* **本文**

..............................

東京オリンピックの正式種目としても注目を集めた空手。
世界では柔道の競技人口が数百万人であるのに対して、空手の競技人口は6000万人、愛好者は1億3000万人以上存在すると言われています。
しかし空手には数多くの流派があることは、愛好者以外にはあまり知られていないのではないでしょうか。
その流派は分かっているだけで200前後。世界的には枝分かれした流派が多すぎて、もはや把握できないとも言われています。
ここでは、代表的な空手の流派をご紹介。
その特徴や違いを解説します。
【空手】流派① 伝統空手
そもそも空手は琉球王国の戦士階級が習っていた「手(ティー) 」が源流となっている武術。
そこから派生してたくさんの流派がある空手ですが、大きく分けると伝統空手と実践空手に分類されます。
伝統空手は別名ノンコンタクト空手とも呼ばれるもの。
直接打撃を避けて寸止めする空手の総称で、伝統という名の通り、古流の技術に基づいて試合や稽古を行います。
その特徴は、型の練習や哲学、礼節を重視することや、単純な強さではなく習熟度を評価する段級位制を採用していること。
また間合いが広く、ローキックをしないなどの決まりもあります。
オリンピックに採用されているのは、この伝統空手。
「松濤館流」「剛柔流」「糸東流」「和道流」が四大流派と呼ばれています。
松濤館流
開祖は船越義珍氏。
全世界で最も多くの人が学んでいる流派で、テコンドーの元になったとも言われています。
「型に忠実であれ、空手に試合はない」という船越師の遺訓を遵守して、型の稽古を重視するのが伝統的な姿。
一方で技術的な特徴は、遠い間合いからの一撃必殺です。
ダイナミックで迫力ある技の重みで人気を集めています。

..............................

* **提供データ**

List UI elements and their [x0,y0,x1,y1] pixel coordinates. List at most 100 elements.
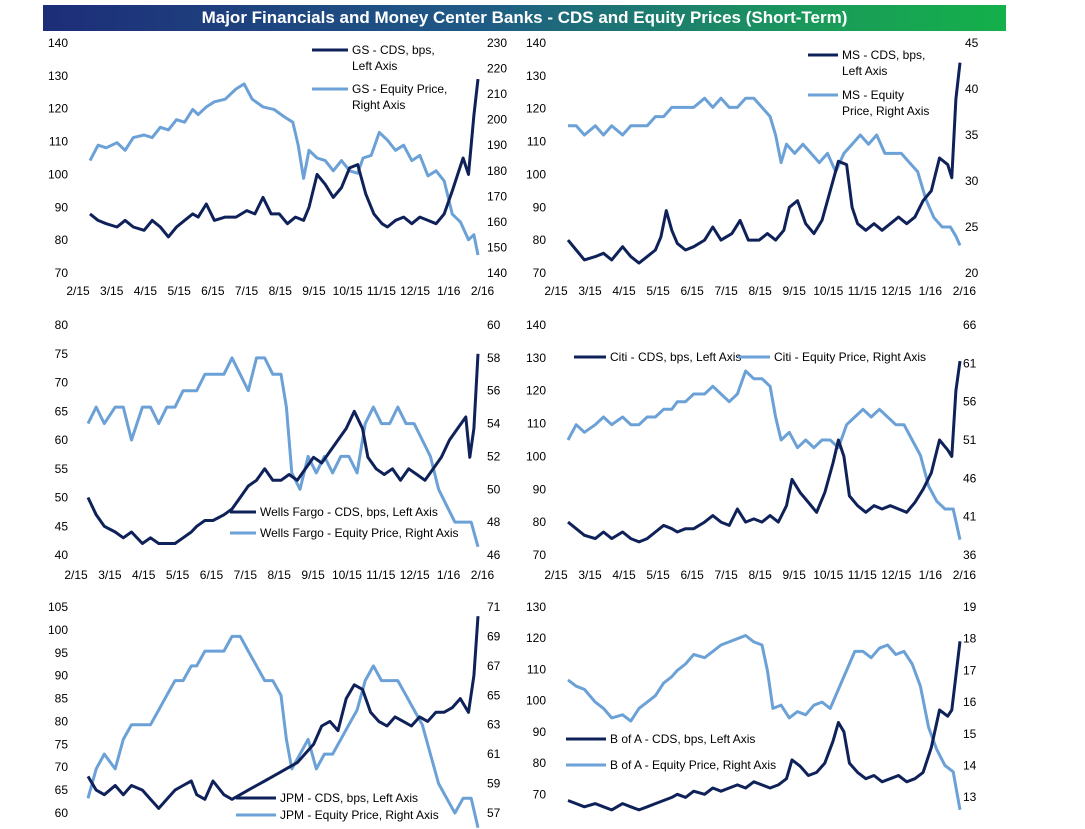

..............................

* **課題内容**
空手の流派を紹介した本文から、「その流派は分かっているだけで」から「オリンピックに採用されているのは、この伝統空手。」までを一字も変えずに書き写してください。

* **想定解答**
その流派は分かっているだけで200前後。世界的には枝分かれした流派が多すぎて、もはや把握できないとも言われています。
ここでは、代表的な空手の流派をご紹介。
その特徴や違いを解説します。
【空手】流派① 伝統空手
そもそも空手は琉球王国の戦士階級が習っていた「手(ティー) 」が源流となっている武術。
そこから派生してたくさんの流派がある空手ですが、大きく分けると伝統空手と実践空手に分類されます。
伝統空手は別名ノンコンタクト空手とも呼ばれるもの。
直接打撃を避けて寸止めする空手の総称で、伝統という名の通り、古流の技術に基づいて試合や稽古を行います。
その特徴は、型の練習や哲学、礼節を重視することや、単純な強さではなく習熟度を評価する段級位制を採用していること。
また間合いが広く、ローキックをしないなどの決まりもあります。
オリンピックに採用されているのは、この伝統空手。